--- Start of DATA ENTRIES ---
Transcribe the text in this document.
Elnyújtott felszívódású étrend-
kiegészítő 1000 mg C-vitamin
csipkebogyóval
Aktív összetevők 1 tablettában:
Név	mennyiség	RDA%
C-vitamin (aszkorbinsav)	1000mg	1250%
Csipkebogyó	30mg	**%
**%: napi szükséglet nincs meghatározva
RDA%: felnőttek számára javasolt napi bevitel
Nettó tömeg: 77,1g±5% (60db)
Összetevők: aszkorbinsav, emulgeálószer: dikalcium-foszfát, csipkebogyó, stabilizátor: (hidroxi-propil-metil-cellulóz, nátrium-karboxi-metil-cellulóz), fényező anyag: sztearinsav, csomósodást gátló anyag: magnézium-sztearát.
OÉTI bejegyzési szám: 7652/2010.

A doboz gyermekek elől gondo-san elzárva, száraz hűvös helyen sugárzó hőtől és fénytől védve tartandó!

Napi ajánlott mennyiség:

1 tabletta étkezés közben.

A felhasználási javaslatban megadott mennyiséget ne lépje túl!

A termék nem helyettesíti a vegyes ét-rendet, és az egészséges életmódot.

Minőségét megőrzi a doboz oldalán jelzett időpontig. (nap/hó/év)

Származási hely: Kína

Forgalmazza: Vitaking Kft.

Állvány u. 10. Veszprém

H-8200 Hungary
--- End of DATA ENTRIES ---
Output the records above in their entirety, exactly.

TASK RESULT:
Transcribe the text in this document.
Elnyújtott felszívódású étrend-
kiegészítő 1000 mg C-vitamin
csipkebogyóval
Aktív összetevők 1 tablettában:
Név	mennyiség	RDA%
C-vitamin (aszkorbinsav)	1000mg	1250%
Csipkebogyó	30mg	**%
**%: napi szükséglet nincs meghatározva
RDA%: felnőttek számára javasolt napi bevitel
Nettó tömeg: 77,1g±5% (60db)
Összetevők: aszkorbinsav, emulgeálószer: dikalcium-foszfát, csipkebogyó, stabilizátor: (hidroxi-propil-metil-cellulóz, nátrium-karboxi-metil-cellulóz), fényező anyag: sztearinsav, csomósodást gátló anyag: magnézium-sztearát.
OÉTI bejegyzési szám: 7652/2010.

A doboz gyermekek elől gondo-san elzárva, száraz hűvös helyen sugárzó hőtől és fénytől védve tartandó!

Napi ajánlott mennyiség:

1 tabletta étkezés közben.

A felhasználási javaslatban megadott mennyiséget ne lépje túl!

A termék nem helyettesíti a vegyes ét-rendet, és az egészséges életmódot.

Minőségét megőrzi a doboz oldalán jelzett időpontig. (nap/hó/év)

Származási hely: Kína

Forgalmazza: Vitaking Kft.

Állvány u. 10. Veszprém

H-8200 Hungary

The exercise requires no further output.